[Given records]
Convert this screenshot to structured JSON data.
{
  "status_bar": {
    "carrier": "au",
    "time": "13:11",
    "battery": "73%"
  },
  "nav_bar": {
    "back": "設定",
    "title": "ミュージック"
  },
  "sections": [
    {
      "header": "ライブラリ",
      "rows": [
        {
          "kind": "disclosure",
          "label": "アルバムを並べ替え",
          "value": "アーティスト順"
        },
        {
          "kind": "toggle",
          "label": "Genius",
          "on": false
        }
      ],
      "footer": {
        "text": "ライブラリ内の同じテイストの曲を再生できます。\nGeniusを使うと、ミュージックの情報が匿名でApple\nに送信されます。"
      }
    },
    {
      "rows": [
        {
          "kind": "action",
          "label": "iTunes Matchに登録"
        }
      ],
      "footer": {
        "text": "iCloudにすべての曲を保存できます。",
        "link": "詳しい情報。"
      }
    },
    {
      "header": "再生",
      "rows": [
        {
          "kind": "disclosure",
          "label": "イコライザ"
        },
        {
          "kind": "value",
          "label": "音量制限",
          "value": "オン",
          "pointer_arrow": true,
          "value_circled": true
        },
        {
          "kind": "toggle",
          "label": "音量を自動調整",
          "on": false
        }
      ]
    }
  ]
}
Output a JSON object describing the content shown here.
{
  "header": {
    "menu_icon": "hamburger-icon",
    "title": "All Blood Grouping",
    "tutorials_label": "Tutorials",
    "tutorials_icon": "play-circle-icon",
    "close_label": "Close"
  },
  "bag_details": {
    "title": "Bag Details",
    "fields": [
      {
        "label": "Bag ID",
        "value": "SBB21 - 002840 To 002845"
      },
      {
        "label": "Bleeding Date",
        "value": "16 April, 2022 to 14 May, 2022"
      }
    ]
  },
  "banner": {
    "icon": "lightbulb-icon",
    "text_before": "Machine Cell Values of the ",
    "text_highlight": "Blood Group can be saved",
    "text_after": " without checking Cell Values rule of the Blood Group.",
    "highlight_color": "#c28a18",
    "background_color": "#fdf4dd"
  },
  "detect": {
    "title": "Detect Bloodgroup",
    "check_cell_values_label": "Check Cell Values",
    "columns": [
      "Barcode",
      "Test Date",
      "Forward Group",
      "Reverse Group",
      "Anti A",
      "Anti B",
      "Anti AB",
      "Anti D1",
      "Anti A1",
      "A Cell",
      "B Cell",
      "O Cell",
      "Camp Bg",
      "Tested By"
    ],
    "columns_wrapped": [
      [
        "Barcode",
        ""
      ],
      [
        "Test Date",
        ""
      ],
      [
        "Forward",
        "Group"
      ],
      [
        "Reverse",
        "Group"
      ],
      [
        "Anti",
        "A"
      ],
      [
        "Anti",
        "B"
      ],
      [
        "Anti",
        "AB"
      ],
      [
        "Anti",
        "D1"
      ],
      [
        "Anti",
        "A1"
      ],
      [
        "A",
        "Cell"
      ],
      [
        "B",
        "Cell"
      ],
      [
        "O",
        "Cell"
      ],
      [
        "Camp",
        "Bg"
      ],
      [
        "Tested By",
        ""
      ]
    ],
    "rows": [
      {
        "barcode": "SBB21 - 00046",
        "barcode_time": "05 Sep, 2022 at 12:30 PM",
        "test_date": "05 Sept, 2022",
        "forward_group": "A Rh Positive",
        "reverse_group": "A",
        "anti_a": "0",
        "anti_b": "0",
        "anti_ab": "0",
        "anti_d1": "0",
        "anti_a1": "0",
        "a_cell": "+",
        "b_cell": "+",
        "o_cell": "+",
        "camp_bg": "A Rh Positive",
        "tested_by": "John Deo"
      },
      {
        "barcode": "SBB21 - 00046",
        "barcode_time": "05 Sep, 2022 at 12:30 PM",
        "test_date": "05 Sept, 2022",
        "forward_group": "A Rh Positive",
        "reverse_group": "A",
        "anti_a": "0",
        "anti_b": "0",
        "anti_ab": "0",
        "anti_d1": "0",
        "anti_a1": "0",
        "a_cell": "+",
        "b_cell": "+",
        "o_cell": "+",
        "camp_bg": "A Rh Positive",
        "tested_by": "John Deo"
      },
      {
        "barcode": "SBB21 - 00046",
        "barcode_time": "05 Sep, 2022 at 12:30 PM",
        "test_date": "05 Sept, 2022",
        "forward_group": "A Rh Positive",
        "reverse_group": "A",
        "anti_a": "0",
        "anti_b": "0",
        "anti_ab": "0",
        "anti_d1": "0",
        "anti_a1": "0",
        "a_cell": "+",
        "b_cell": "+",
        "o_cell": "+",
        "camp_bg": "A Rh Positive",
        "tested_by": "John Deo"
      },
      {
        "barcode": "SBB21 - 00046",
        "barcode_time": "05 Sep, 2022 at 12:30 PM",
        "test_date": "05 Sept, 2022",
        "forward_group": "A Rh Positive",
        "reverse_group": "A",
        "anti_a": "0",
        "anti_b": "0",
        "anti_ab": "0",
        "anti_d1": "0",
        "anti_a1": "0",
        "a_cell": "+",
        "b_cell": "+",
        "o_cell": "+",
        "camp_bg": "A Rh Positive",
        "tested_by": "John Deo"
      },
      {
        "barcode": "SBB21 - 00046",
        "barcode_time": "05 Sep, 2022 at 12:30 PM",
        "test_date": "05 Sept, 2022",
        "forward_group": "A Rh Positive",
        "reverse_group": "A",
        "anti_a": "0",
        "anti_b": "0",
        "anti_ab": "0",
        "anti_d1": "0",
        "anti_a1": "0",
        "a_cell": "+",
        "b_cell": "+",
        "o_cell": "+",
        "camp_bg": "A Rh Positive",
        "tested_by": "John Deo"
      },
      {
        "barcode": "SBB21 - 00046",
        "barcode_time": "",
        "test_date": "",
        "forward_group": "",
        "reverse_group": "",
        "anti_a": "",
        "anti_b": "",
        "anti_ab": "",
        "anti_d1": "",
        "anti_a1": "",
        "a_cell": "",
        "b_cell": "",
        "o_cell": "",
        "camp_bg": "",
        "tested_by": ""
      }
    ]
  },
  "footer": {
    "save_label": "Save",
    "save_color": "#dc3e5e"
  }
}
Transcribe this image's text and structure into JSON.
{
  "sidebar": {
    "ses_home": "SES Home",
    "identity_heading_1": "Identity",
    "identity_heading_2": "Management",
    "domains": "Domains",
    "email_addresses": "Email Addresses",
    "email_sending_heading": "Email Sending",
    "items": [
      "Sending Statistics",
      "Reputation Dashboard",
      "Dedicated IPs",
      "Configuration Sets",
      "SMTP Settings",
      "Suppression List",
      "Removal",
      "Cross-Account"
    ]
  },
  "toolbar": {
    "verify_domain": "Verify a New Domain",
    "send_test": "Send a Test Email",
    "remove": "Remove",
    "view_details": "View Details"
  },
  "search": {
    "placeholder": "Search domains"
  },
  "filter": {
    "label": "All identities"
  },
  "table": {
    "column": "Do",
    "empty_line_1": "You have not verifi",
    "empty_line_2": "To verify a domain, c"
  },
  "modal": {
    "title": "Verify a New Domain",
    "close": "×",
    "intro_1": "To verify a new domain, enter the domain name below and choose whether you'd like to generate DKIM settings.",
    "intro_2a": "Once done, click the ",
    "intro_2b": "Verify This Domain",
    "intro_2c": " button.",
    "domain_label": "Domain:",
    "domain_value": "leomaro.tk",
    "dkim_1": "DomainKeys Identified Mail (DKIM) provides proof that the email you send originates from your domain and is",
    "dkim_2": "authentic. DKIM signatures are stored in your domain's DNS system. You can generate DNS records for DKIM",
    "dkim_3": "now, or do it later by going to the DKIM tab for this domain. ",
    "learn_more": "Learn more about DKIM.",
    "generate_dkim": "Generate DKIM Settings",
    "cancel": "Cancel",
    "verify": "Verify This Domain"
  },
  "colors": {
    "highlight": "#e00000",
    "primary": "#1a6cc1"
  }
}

[Work required] From the records above, extract each line exactly as shown.

[Task answer]
Convert this screenshot to structured JSON data.
{
  "status_bar": {
    "carrier": "au",
    "time": "13:11",
    "battery": "73%"
  },
  "nav_bar": {
    "back": "設定",
    "title": "ミュージック"
  },
  "sections": [
    {
      "header": "ライブラリ",
      "rows": [
        {
          "kind": "disclosure",
          "label": "アルバムを並べ替え",
          "value": "アーティスト順"
        },
        {
          "kind": "toggle",
          "label": "Genius",
          "on": false
        }
      ],
      "footer": {
        "text": "ライブラリ内の同じテイストの曲を再生できます。\nGeniusを使うと、ミュージックの情報が匿名でApple\nに送信されます。"
      }
    },
    {
      "rows": [
        {
          "kind": "action",
          "label": "iTunes Matchに登録"
        }
      ],
      "footer": {
        "text": "iCloudにすべての曲を保存できます。",
        "link": "詳しい情報。"
      }
    },
    {
      "header": "再生",
      "rows": [
        {
          "kind": "disclosure",
          "label": "イコライザ"
        },
        {
          "kind": "value",
          "label": "音量制限",
          "value": "オン",
          "pointer_arrow": true,
          "value_circled": true
        },
        {
          "kind": "toggle",
          "label": "音量を自動調整",
          "on": false
        }
      ]
    }
  ]
}
Output a JSON object describing the content shown here.
{
  "header": {
    "menu_icon": "hamburger-icon",
    "title": "All Blood Grouping",
    "tutorials_label": "Tutorials",
    "tutorials_icon": "play-circle-icon",
    "close_label": "Close"
  },
  "bag_details": {
    "title": "Bag Details",
    "fields": [
      {
        "label": "Bag ID",
        "value": "SBB21 - 002840 To 002845"
      },
      {
        "label": "Bleeding Date",
        "value": "16 April, 2022 to 14 May, 2022"
      }
    ]
  },
  "banner": {
    "icon": "lightbulb-icon",
    "text_before": "Machine Cell Values of the ",
    "text_highlight": "Blood Group can be saved",
    "text_after": " without checking Cell Values rule of the Blood Group.",
    "highlight_color": "#c28a18",
    "background_color": "#fdf4dd"
  },
  "detect": {
    "title": "Detect Bloodgroup",
    "check_cell_values_label": "Check Cell Values",
    "columns": [
      "Barcode",
      "Test Date",
      "Forward Group",
      "Reverse Group",
      "Anti A",
      "Anti B",
      "Anti AB",
      "Anti D1",
      "Anti A1",
      "A Cell",
      "B Cell",
      "O Cell",
      "Camp Bg",
      "Tested By"
    ],
    "columns_wrapped": [
      [
        "Barcode",
        ""
      ],
      [
        "Test Date",
        ""
      ],
      [
        "Forward",
        "Group"
      ],
      [
        "Reverse",
        "Group"
      ],
      [
        "Anti",
        "A"
      ],
      [
        "Anti",
        "B"
      ],
      [
        "Anti",
        "AB"
      ],
      [
        "Anti",
        "D1"
      ],
      [
        "Anti",
        "A1"
      ],
      [
        "A",
        "Cell"
      ],
      [
        "B",
        "Cell"
      ],
      [
        "O",
        "Cell"
      ],
      [
        "Camp",
        "Bg"
      ],
      [
        "Tested By",
        ""
      ]
    ],
    "rows": [
      {
        "barcode": "SBB21 - 00046",
        "barcode_time": "05 Sep, 2022 at 12:30 PM",
        "test_date": "05 Sept, 2022",
        "forward_group": "A Rh Positive",
        "reverse_group": "A",
        "anti_a": "0",
        "anti_b": "0",
        "anti_ab": "0",
        "anti_d1": "0",
        "anti_a1": "0",
        "a_cell": "+",
        "b_cell": "+",
        "o_cell": "+",
        "camp_bg": "A Rh Positive",
        "tested_by": "John Deo"
      },
      {
        "barcode": "SBB21 - 00046",
        "barcode_time": "05 Sep, 2022 at 12:30 PM",
        "test_date": "05 Sept, 2022",
        "forward_group": "A Rh Positive",
        "reverse_group": "A",
        "anti_a": "0",
        "anti_b": "0",
        "anti_ab": "0",
        "anti_d1": "0",
        "anti_a1": "0",
        "a_cell": "+",
        "b_cell": "+",
        "o_cell": "+",
        "camp_bg": "A Rh Positive",
        "tested_by": "John Deo"
      },
      {
        "barcode": "SBB21 - 00046",
        "barcode_time": "05 Sep, 2022 at 12:30 PM",
        "test_date": "05 Sept, 2022",
        "forward_group": "A Rh Positive",
        "reverse_group": "A",
        "anti_a": "0",
        "anti_b": "0",
        "anti_ab": "0",
        "anti_d1": "0",
        "anti_a1": "0",
        "a_cell": "+",
        "b_cell": "+",
        "o_cell": "+",
        "camp_bg": "A Rh Positive",
        "tested_by": "John Deo"
      },
      {
        "barcode": "SBB21 - 00046",
        "barcode_time": "05 Sep, 2022 at 12:30 PM",
        "test_date": "05 Sept, 2022",
        "forward_group": "A Rh Positive",
        "reverse_group": "A",
        "anti_a": "0",
        "anti_b": "0",
        "anti_ab": "0",
        "anti_d1": "0",
        "anti_a1": "0",
        "a_cell": "+",
        "b_cell": "+",
        "o_cell": "+",
        "camp_bg": "A Rh Positive",
        "tested_by": "John Deo"
      },
      {
        "barcode": "SBB21 - 00046",
        "barcode_time": "05 Sep, 2022 at 12:30 PM",
        "test_date": "05 Sept, 2022",
        "forward_group": "A Rh Positive",
        "reverse_group": "A",
        "anti_a": "0",
        "anti_b": "0",
        "anti_ab": "0",
        "anti_d1": "0",
        "anti_a1": "0",
        "a_cell": "+",
        "b_cell": "+",
        "o_cell": "+",
        "camp_bg": "A Rh Positive",
        "tested_by": "John Deo"
      },
      {
        "barcode": "SBB21 - 00046",
        "barcode_time": "",
        "test_date": "",
        "forward_group": "",
        "reverse_group": "",
        "anti_a": "",
        "anti_b": "",
        "anti_ab": "",
        "anti_d1": "",
        "anti_a1": "",
        "a_cell": "",
        "b_cell": "",
        "o_cell": "",
        "camp_bg": "",
        "tested_by": ""
      }
    ]
  },
  "footer": {
    "save_label": "Save",
    "save_color": "#dc3e5e"
  }
}
Transcribe this image's text and structure into JSON.
{
  "sidebar": {
    "ses_home": "SES Home",
    "identity_heading_1": "Identity",
    "identity_heading_2": "Management",
    "domains": "Domains",
    "email_addresses": "Email Addresses",
    "email_sending_heading": "Email Sending",
    "items": [
      "Sending Statistics",
      "Reputation Dashboard",
      "Dedicated IPs",
      "Configuration Sets",
      "SMTP Settings",
      "Suppression List",
      "Removal",
      "Cross-Account"
    ]
  },
  "toolbar": {
    "verify_domain": "Verify a New Domain",
    "send_test": "Send a Test Email",
    "remove": "Remove",
    "view_details": "View Details"
  },
  "search": {
    "placeholder": "Search domains"
  },
  "filter": {
    "label": "All identities"
  },
  "table": {
    "column": "Do",
    "empty_line_1": "You have not verifi",
    "empty_line_2": "To verify a domain, c"
  },
  "modal": {
    "title": "Verify a New Domain",
    "close": "×",
    "intro_1": "To verify a new domain, enter the domain name below and choose whether you'd like to generate DKIM settings.",
    "intro_2a": "Once done, click the ",
    "intro_2b": "Verify This Domain",
    "intro_2c": " button.",
    "domain_label": "Domain:",
    "domain_value": "leomaro.tk",
    "dkim_1": "DomainKeys Identified Mail (DKIM) provides proof that the email you send originates from your domain and is",
    "dkim_2": "authentic. DKIM signatures are stored in your domain's DNS system. You can generate DNS records for DKIM",
    "dkim_3": "now, or do it later by going to the DKIM tab for this domain. ",
    "learn_more": "Learn more about DKIM.",
    "generate_dkim": "Generate DKIM Settings",
    "cancel": "Cancel",
    "verify": "Verify This Domain"
  },
  "colors": {
    "highlight": "#e00000",
    "primary": "#1a6cc1"
  }
}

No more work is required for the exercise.